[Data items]

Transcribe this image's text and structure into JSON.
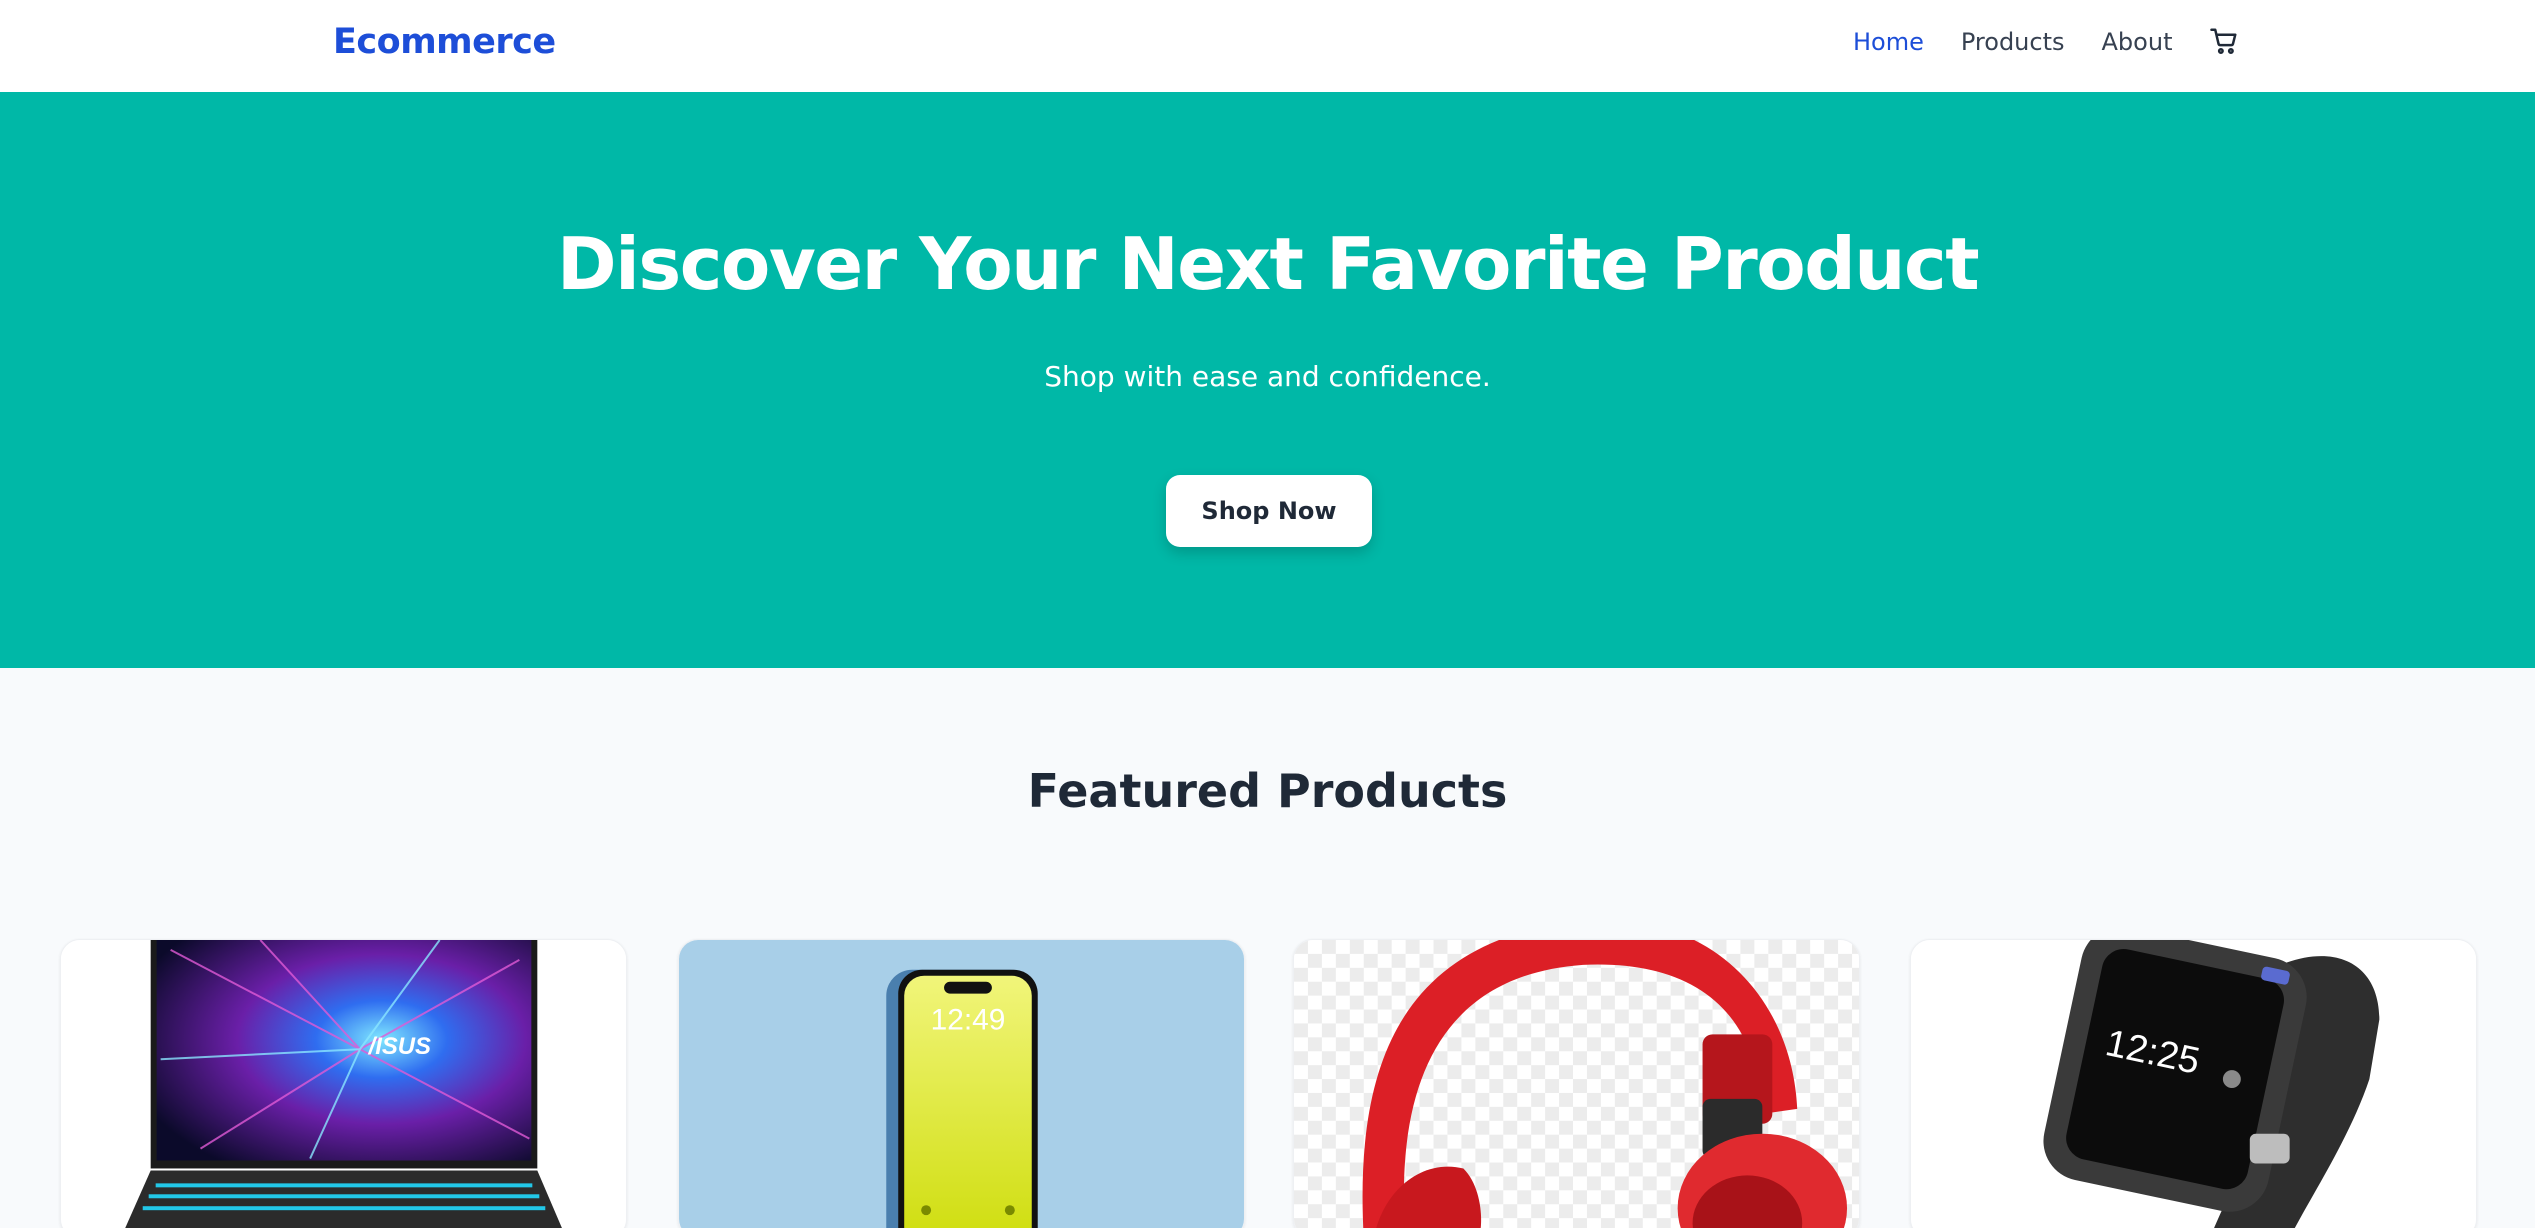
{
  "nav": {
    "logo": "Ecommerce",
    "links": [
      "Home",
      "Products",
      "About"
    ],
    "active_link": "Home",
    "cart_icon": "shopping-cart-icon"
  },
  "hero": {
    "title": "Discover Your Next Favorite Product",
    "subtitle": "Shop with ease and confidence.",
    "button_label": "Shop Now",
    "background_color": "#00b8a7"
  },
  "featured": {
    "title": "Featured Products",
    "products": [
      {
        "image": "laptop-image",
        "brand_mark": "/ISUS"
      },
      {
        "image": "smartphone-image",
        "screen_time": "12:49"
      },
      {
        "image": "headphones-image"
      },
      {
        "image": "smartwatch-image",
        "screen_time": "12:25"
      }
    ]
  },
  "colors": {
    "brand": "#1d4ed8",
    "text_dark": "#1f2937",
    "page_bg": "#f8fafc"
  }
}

DESCRIPTION OF THE TASK: Repeat the entries exactly and keep the pictures out of the copy.

WRITTEN REPLY:
Transcribe this image's text and structure into JSON.
{
  "nav": {
    "logo": "Ecommerce",
    "links": [
      "Home",
      "Products",
      "About"
    ],
    "active_link": "Home",
    "cart_icon": "shopping-cart-icon"
  },
  "hero": {
    "title": "Discover Your Next Favorite Product",
    "subtitle": "Shop with ease and confidence.",
    "button_label": "Shop Now",
    "background_color": "#00b8a7"
  },
  "featured": {
    "title": "Featured Products",
    "products": [
      {
        "image": "laptop-image",
        "brand_mark": "/ISUS"
      },
      {
        "image": "smartphone-image",
        "screen_time": "12:49"
      },
      {
        "image": "headphones-image"
      },
      {
        "image": "smartwatch-image",
        "screen_time": "12:25"
      }
    ]
  },
  "colors": {
    "brand": "#1d4ed8",
    "text_dark": "#1f2937",
    "page_bg": "#f8fafc"
  }
}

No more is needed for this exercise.